Raw records ▸
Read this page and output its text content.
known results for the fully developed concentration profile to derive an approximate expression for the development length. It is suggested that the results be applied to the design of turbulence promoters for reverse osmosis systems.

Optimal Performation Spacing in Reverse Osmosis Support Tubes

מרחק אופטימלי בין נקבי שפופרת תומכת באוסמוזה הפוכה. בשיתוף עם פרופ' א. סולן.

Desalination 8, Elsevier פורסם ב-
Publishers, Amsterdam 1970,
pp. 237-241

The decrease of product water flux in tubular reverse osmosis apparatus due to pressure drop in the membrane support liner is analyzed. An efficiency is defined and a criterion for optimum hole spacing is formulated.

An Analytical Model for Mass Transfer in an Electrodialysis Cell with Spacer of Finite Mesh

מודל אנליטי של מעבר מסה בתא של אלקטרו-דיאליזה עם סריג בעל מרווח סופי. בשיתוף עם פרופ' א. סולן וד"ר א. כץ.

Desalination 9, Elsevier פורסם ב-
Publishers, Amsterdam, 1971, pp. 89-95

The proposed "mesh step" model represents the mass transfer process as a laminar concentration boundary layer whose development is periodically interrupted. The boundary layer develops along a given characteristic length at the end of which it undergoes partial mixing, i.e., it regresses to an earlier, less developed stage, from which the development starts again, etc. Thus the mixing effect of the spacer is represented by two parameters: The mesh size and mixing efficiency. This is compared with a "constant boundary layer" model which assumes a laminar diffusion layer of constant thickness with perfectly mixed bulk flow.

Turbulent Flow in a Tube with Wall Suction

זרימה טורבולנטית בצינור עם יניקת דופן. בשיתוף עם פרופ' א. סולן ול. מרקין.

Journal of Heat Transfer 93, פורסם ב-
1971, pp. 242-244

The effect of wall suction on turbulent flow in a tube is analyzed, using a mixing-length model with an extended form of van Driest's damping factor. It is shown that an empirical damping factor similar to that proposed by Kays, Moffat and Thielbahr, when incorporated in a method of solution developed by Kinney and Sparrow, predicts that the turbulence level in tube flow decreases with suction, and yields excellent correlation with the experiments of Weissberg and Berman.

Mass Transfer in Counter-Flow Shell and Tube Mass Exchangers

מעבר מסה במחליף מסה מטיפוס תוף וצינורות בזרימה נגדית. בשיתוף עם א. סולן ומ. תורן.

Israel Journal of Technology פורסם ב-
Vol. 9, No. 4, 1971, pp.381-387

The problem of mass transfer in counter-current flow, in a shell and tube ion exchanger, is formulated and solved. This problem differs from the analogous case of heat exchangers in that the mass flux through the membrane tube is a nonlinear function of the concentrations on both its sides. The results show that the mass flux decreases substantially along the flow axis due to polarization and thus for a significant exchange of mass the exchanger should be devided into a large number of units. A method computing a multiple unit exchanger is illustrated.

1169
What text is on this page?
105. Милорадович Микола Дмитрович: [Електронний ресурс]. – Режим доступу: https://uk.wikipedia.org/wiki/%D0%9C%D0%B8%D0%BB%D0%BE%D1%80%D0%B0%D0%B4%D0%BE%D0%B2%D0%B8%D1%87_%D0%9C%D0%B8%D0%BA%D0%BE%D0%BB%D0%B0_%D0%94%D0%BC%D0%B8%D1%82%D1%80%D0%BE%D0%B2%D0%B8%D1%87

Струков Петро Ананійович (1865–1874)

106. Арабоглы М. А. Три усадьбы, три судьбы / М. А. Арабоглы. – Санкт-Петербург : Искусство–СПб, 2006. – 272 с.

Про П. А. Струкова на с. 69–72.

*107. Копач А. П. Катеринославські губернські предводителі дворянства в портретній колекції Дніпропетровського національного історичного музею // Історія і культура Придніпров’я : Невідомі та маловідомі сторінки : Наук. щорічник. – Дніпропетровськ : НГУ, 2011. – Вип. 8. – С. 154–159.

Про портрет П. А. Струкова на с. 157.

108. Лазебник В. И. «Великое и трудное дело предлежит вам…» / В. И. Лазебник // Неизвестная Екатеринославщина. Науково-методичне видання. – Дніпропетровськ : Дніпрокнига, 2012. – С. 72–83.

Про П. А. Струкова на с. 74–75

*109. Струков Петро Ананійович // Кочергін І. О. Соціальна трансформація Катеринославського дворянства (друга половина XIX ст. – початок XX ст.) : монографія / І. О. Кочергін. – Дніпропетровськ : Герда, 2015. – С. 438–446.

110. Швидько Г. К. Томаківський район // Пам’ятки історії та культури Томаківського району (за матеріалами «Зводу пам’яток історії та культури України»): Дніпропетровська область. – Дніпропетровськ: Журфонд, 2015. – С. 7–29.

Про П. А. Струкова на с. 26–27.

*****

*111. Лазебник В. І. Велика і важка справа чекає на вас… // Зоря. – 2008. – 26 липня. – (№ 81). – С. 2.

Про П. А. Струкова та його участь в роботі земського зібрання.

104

Task statement ▸ Restate the whole listing exactly, leaving out nothing.

Exercise solution ▸
Read this page and output its text content.
known results for the fully developed concentration profile to derive an approximate expression for the development length. It is suggested that the results be applied to the design of turbulence promoters for reverse osmosis systems.

Optimal Performation Spacing in Reverse Osmosis Support Tubes

מרחק אופטימלי בין נקבי שפופרת תומכת באוסמוזה הפוכה. בשיתוף עם פרופ' א. סולן.

Desalination 8, Elsevier פורסם ב-
Publishers, Amsterdam 1970,
pp. 237-241

The decrease of product water flux in tubular reverse osmosis apparatus due to pressure drop in the membrane support liner is analyzed. An efficiency is defined and a criterion for optimum hole spacing is formulated.

An Analytical Model for Mass Transfer in an Electrodialysis Cell with Spacer of Finite Mesh

מודל אנליטי של מעבר מסה בתא של אלקטרו-דיאליזה עם סריג בעל מרווח סופי. בשיתוף עם פרופ' א. סולן וד"ר א. כץ.

Desalination 9, Elsevier פורסם ב-
Publishers, Amsterdam, 1971, pp. 89-95

The proposed "mesh step" model represents the mass transfer process as a laminar concentration boundary layer whose development is periodically interrupted. The boundary layer develops along a given characteristic length at the end of which it undergoes partial mixing, i.e., it regresses to an earlier, less developed stage, from which the development starts again, etc. Thus the mixing effect of the spacer is represented by two parameters: The mesh size and mixing efficiency. This is compared with a "constant boundary layer" model which assumes a laminar diffusion layer of constant thickness with perfectly mixed bulk flow.

Turbulent Flow in a Tube with Wall Suction

זרימה טורבולנטית בצינור עם יניקת דופן. בשיתוף עם פרופ' א. סולן ול. מרקין.

Journal of Heat Transfer 93, פורסם ב-
1971, pp. 242-244

The effect of wall suction on turbulent flow in a tube is analyzed, using a mixing-length model with an extended form of van Driest's damping factor. It is shown that an empirical damping factor similar to that proposed by Kays, Moffat and Thielbahr, when incorporated in a method of solution developed by Kinney and Sparrow, predicts that the turbulence level in tube flow decreases with suction, and yields excellent correlation with the experiments of Weissberg and Berman.

Mass Transfer in Counter-Flow Shell and Tube Mass Exchangers

מעבר מסה במחליף מסה מטיפוס תוף וצינורות בזרימה נגדית. בשיתוף עם א. סולן ומ. תורן.

Israel Journal of Technology פורסם ב-
Vol. 9, No. 4, 1971, pp.381-387

The problem of mass transfer in counter-current flow, in a shell and tube ion exchanger, is formulated and solved. This problem differs from the analogous case of heat exchangers in that the mass flux through the membrane tube is a nonlinear function of the concentrations on both its sides. The results show that the mass flux decreases substantially along the flow axis due to polarization and thus for a significant exchange of mass the exchanger should be devided into a large number of units. A method computing a multiple unit exchanger is illustrated.

1169
What text is on this page?
105. Милорадович Микола Дмитрович: [Електронний ресурс]. – Режим доступу: https://uk.wikipedia.org/wiki/%D0%9C%D0%B8%D0%BB%D0%BE%D1%80%D0%B0%D0%B4%D0%BE%D0%B2%D0%B8%D1%87_%D0%9C%D0%B8%D0%BA%D0%BE%D0%BB%D0%B0_%D0%94%D0%BC%D0%B8%D1%82%D1%80%D0%BE%D0%B2%D0%B8%D1%87

Струков Петро Ананійович (1865–1874)

106. Арабоглы М. А. Три усадьбы, три судьбы / М. А. Арабоглы. – Санкт-Петербург : Искусство–СПб, 2006. – 272 с.

Про П. А. Струкова на с. 69–72.

*107. Копач А. П. Катеринославські губернські предводителі дворянства в портретній колекції Дніпропетровського національного історичного музею // Історія і культура Придніпров’я : Невідомі та маловідомі сторінки : Наук. щорічник. – Дніпропетровськ : НГУ, 2011. – Вип. 8. – С. 154–159.

Про портрет П. А. Струкова на с. 157.

108. Лазебник В. И. «Великое и трудное дело предлежит вам…» / В. И. Лазебник // Неизвестная Екатеринославщина. Науково-методичне видання. – Дніпропетровськ : Дніпрокнига, 2012. – С. 72–83.

Про П. А. Струкова на с. 74–75

*109. Струков Петро Ананійович // Кочергін І. О. Соціальна трансформація Катеринославського дворянства (друга половина XIX ст. – початок XX ст.) : монографія / І. О. Кочергін. – Дніпропетровськ : Герда, 2015. – С. 438–446.

110. Швидько Г. К. Томаківський район // Пам’ятки історії та культури Томаківського району (за матеріалами «Зводу пам’яток історії та культури України»): Дніпропетровська область. – Дніпропетровськ: Журфонд, 2015. – С. 7–29.

Про П. А. Струкова на с. 26–27.

*****

*111. Лазебник В. І. Велика і важка справа чекає на вас… // Зоря. – 2008. – 26 липня. – (№ 81). – С. 2.

Про П. А. Струкова та його участь в роботі земського зібрання.

104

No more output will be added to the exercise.